[Job]
Please pull out every line that includes the string "JSON".

■ ■ ■ ■

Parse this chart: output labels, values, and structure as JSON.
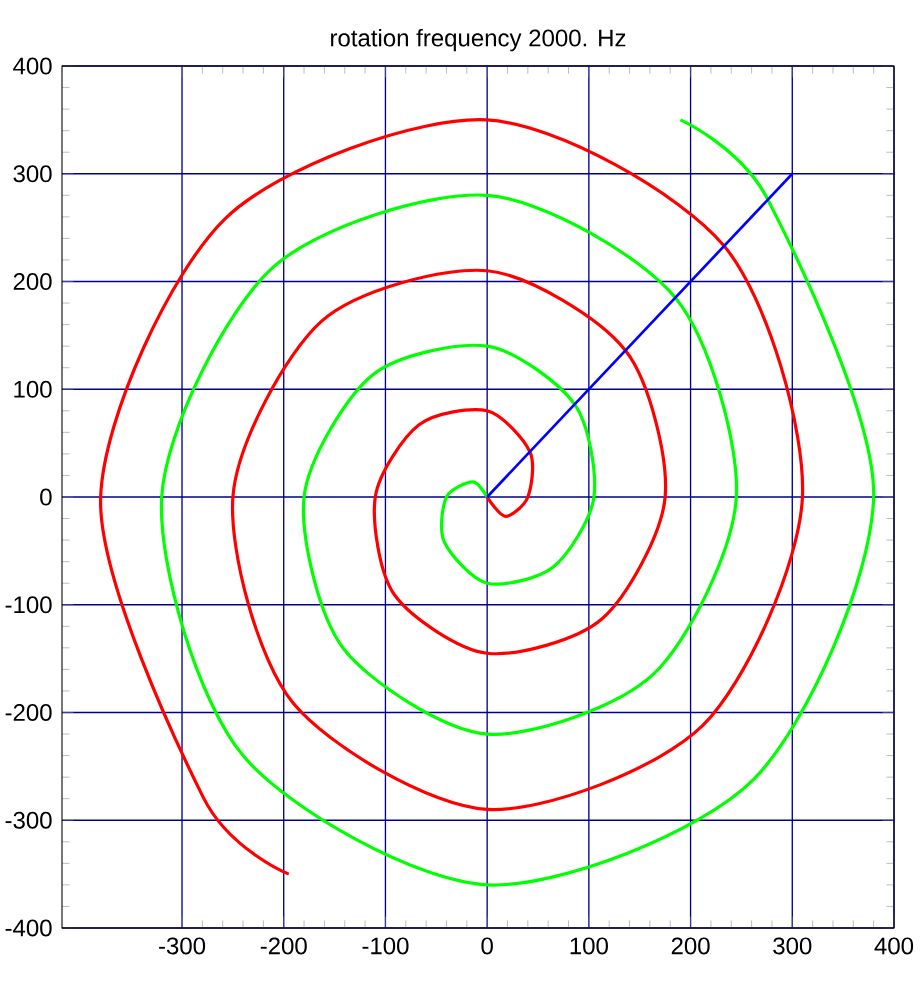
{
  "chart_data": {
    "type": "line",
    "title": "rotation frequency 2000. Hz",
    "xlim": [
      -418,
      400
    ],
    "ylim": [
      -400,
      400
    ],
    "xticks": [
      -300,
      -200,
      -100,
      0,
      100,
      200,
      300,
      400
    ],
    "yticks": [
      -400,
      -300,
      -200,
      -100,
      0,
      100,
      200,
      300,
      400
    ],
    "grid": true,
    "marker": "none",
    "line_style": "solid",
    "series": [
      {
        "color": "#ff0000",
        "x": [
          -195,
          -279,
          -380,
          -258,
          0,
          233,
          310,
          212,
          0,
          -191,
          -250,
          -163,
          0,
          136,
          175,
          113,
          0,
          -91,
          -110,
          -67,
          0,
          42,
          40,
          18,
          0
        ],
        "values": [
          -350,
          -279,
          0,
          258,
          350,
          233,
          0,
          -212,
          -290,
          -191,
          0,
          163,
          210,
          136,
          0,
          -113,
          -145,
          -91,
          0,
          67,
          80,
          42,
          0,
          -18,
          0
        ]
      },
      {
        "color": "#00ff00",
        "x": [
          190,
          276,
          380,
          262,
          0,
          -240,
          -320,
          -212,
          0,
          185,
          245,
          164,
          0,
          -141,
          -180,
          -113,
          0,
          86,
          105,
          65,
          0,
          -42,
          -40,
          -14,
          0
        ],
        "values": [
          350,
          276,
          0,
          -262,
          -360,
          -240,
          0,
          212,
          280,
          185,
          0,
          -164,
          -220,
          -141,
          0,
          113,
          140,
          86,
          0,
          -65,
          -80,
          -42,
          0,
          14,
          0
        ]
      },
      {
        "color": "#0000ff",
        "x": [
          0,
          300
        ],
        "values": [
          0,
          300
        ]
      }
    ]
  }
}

■ ■ ■ ■

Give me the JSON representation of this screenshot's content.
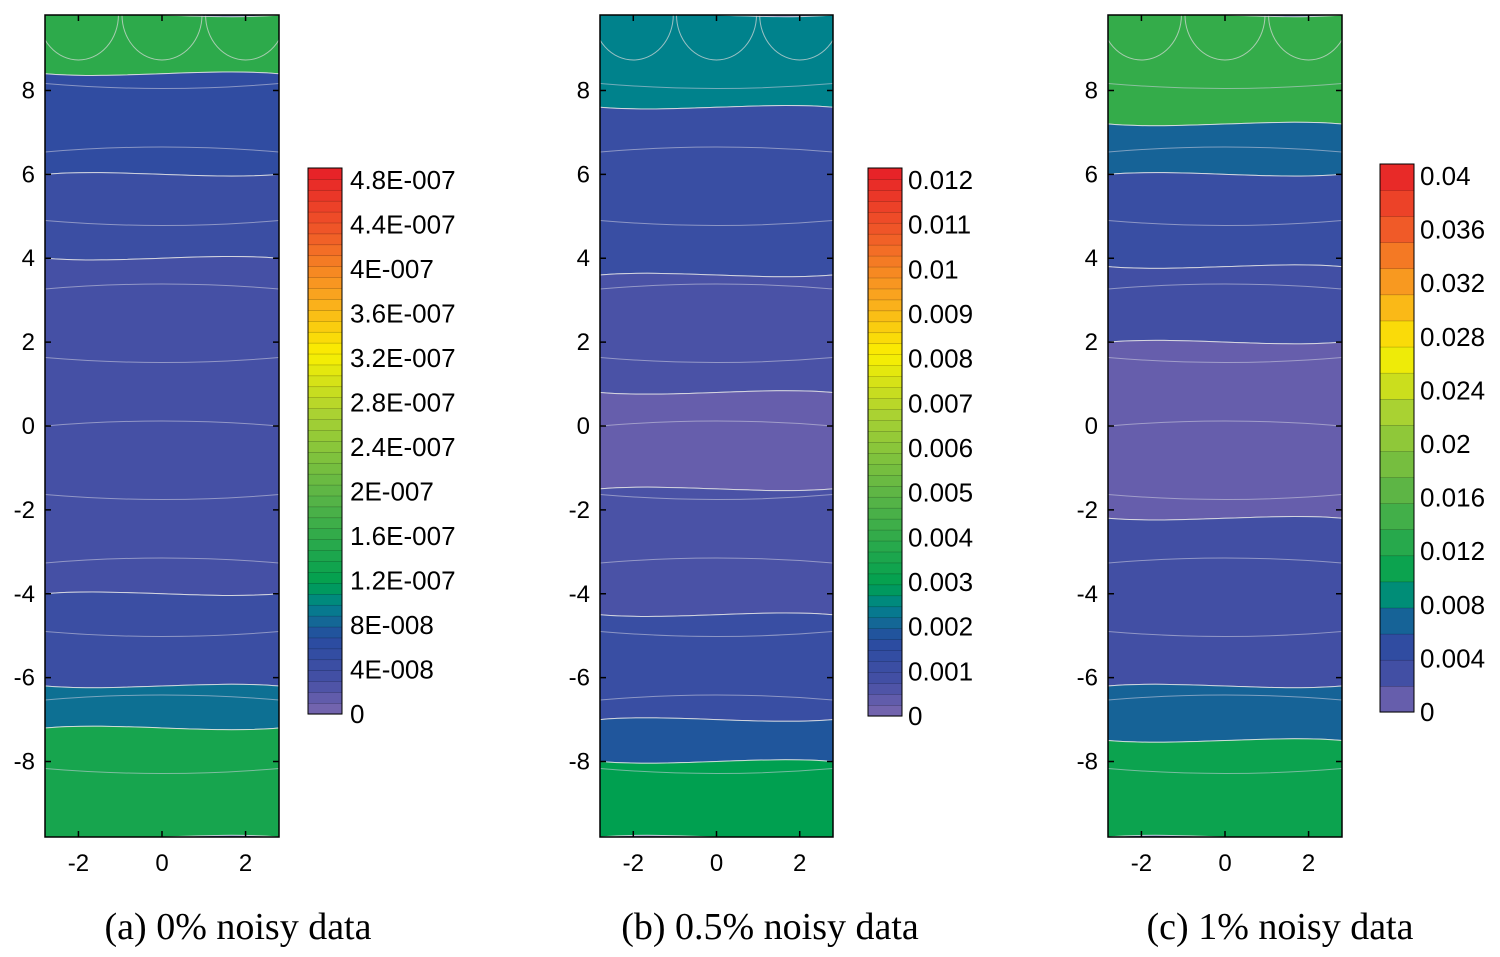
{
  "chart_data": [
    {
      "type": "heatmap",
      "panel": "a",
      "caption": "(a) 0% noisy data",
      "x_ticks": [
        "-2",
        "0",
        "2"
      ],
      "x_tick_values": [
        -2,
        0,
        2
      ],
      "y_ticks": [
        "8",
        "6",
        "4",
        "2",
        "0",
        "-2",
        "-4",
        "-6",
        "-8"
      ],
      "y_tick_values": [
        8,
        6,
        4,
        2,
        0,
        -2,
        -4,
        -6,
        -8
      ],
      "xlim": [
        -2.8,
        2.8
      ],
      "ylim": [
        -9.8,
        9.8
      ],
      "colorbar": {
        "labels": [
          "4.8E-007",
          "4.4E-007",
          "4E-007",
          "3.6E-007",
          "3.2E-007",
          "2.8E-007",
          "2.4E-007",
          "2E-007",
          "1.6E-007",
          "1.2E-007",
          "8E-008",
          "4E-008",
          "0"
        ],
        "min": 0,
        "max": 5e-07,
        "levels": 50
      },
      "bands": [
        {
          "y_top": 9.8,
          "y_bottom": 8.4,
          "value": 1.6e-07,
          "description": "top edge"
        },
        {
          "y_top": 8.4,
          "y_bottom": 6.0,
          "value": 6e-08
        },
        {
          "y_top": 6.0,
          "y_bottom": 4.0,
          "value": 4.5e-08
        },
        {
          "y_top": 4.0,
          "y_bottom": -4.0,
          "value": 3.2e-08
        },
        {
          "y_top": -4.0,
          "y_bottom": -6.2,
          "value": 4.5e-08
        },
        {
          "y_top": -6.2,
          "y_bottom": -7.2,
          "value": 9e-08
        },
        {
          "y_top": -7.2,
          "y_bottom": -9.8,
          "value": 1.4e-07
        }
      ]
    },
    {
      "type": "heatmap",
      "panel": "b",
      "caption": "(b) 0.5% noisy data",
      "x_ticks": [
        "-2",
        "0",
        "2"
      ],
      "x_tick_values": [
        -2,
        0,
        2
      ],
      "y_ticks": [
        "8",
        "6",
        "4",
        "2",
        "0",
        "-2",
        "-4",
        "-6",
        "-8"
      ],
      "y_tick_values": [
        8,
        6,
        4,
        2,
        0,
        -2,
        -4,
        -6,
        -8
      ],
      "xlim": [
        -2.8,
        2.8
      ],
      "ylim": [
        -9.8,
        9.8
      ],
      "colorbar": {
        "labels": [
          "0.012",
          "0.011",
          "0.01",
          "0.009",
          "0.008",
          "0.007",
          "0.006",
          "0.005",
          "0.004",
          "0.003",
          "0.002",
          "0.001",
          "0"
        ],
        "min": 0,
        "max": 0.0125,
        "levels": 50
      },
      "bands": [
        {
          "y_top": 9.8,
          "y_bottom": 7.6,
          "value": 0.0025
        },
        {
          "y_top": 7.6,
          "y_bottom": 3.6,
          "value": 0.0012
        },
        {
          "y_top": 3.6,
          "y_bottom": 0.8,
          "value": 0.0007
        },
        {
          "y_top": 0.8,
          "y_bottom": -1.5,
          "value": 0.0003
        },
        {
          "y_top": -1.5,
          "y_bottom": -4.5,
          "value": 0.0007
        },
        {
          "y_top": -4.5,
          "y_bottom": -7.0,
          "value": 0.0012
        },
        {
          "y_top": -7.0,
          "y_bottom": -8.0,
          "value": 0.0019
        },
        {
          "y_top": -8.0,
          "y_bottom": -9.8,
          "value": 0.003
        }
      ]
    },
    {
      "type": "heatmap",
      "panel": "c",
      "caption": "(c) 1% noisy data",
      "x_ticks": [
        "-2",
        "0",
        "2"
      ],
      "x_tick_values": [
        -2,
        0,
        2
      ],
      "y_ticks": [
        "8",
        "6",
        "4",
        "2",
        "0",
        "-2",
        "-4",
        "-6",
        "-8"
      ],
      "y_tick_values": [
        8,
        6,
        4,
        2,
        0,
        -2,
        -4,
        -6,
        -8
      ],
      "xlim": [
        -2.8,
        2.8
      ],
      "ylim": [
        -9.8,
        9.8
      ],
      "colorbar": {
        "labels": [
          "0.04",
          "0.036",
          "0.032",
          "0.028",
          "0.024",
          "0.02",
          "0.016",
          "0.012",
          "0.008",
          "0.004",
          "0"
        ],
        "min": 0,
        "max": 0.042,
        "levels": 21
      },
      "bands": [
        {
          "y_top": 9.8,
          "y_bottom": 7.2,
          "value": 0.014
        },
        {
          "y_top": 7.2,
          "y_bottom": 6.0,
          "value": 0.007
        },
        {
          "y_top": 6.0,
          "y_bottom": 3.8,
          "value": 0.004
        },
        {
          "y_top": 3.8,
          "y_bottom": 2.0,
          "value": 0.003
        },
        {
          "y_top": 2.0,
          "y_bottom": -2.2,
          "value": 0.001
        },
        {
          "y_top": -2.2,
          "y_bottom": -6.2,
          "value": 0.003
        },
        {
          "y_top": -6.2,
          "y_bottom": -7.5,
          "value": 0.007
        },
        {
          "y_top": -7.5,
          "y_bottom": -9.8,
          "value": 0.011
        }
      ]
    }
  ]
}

■ ■ ■ ■

[Response below]
Parse this chart: output labels, values, and structure as JSON.
Give me the JSON representation of this screenshot's content.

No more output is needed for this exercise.